> **Direction**: Search the data below for "чтобы"; list each line that holds it.

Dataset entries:
start

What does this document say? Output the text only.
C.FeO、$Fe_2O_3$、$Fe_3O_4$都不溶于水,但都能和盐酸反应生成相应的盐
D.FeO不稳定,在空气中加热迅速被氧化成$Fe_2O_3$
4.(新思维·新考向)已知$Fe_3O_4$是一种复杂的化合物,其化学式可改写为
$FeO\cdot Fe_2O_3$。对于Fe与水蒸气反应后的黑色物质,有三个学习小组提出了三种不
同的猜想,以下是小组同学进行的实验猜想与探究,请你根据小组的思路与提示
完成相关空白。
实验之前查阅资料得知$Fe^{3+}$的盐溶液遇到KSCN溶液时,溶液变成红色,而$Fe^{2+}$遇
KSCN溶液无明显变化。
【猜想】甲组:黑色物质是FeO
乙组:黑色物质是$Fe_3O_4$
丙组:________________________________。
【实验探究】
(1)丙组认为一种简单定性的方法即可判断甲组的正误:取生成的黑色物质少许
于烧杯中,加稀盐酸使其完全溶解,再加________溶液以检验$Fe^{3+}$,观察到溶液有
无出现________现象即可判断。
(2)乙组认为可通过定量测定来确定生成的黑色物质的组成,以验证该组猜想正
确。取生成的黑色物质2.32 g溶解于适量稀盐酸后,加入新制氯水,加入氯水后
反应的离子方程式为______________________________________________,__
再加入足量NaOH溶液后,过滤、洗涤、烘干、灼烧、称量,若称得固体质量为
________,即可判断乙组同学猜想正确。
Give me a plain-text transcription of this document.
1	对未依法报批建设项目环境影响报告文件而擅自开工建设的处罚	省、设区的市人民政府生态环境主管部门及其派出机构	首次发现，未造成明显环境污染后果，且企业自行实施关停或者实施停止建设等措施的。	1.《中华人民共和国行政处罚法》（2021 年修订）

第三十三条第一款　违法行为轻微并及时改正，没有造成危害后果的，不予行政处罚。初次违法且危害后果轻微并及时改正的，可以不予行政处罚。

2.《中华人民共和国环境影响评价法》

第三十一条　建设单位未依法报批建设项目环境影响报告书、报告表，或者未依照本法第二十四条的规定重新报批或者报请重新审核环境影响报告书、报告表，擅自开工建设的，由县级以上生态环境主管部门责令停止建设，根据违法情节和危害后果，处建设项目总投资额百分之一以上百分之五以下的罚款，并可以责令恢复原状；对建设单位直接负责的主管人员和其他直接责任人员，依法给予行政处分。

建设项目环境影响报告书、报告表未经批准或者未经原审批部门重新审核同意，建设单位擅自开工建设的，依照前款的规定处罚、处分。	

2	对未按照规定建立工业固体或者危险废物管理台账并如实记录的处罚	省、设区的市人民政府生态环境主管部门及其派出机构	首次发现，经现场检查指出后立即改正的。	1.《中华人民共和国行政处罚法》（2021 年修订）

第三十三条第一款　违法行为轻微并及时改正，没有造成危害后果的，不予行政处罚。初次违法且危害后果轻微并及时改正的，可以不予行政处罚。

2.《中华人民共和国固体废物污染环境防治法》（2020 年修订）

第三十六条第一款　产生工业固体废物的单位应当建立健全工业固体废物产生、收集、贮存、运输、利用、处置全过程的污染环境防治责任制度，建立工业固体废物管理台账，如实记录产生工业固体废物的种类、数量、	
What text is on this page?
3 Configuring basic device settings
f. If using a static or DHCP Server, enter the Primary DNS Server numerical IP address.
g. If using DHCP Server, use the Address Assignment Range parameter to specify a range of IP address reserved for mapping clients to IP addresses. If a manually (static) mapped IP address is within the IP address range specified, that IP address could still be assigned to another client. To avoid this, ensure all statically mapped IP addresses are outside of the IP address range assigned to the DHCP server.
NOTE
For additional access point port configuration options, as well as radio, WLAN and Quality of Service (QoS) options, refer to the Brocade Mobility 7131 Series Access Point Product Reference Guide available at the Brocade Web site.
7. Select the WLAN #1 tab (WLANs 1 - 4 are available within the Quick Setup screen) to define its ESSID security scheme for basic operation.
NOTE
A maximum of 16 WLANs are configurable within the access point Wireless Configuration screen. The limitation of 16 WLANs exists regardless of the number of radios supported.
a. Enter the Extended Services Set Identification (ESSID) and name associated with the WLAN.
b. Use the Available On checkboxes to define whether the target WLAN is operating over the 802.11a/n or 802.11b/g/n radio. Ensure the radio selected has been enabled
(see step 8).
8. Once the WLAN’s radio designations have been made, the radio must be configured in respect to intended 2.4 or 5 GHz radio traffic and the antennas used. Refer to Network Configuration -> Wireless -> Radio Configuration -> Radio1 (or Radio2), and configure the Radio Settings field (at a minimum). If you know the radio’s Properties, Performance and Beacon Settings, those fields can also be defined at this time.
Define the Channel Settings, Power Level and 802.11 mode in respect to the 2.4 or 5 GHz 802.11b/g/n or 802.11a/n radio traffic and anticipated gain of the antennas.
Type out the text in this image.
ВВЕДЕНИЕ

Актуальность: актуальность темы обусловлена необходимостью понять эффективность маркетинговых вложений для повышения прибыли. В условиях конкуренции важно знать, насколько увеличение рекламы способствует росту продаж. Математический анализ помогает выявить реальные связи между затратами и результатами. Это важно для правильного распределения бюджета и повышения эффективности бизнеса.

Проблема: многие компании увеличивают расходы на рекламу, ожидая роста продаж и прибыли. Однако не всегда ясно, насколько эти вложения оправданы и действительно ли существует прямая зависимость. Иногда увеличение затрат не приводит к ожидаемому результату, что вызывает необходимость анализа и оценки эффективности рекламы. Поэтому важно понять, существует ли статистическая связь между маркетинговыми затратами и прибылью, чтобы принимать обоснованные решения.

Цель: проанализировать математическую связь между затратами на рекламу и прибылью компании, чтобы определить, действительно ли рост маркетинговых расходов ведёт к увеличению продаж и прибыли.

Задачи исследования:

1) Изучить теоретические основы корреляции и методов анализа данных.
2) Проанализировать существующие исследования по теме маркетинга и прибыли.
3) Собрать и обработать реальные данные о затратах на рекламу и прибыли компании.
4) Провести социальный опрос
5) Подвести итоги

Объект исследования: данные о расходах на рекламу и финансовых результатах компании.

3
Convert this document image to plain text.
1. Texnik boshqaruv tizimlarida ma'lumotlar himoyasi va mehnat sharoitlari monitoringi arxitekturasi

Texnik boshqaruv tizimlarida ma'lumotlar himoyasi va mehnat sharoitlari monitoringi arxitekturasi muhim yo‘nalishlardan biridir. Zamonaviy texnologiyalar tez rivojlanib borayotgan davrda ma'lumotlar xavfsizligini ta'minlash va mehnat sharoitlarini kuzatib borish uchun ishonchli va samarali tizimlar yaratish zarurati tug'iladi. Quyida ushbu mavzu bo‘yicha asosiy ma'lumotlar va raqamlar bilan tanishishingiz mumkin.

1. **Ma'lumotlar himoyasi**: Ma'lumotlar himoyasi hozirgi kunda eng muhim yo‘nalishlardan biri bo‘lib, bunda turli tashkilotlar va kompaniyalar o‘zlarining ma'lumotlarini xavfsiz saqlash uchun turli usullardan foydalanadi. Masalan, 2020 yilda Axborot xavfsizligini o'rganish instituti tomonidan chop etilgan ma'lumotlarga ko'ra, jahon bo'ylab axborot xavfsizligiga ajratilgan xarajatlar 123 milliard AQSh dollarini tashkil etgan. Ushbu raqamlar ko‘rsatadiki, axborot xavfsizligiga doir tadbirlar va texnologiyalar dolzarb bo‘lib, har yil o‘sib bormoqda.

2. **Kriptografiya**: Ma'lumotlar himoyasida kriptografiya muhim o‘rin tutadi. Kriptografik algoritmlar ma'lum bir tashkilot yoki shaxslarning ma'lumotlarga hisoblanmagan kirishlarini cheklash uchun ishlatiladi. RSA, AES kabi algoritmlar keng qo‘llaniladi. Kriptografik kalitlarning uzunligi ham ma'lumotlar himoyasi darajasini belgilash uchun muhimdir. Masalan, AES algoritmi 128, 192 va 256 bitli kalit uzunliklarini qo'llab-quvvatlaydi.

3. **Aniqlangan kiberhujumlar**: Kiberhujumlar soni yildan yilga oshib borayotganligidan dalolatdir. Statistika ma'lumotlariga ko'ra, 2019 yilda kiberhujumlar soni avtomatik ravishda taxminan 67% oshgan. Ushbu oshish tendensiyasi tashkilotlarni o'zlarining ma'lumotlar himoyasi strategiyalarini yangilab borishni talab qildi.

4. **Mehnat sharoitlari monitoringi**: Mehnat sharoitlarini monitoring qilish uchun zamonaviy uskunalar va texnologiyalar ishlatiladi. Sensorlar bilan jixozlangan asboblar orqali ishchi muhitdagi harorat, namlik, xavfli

end

> **Answer to the task**:
Проблема: многие компании увеличивают расходы на рекламу, ожидая роста продаж и прибыли. Однако не всегда ясно, насколько эти вложения оправданы и действительно ли существует прямая зависимость. Иногда увеличение затрат не приводит к ожидаемому результату, что вызывает необходимость анализа и оценки эффективности рекламы. Поэтому важно понять, существует ли статистическая связь между маркетинговыми затратами и прибылью, чтобы принимать обоснованные решения.
Цель: проанализировать математическую связь между затратами на рекламу и прибылью компании, чтобы определить, действительно ли рост маркетинговых расходов ведёт к увеличению продаж и прибыли.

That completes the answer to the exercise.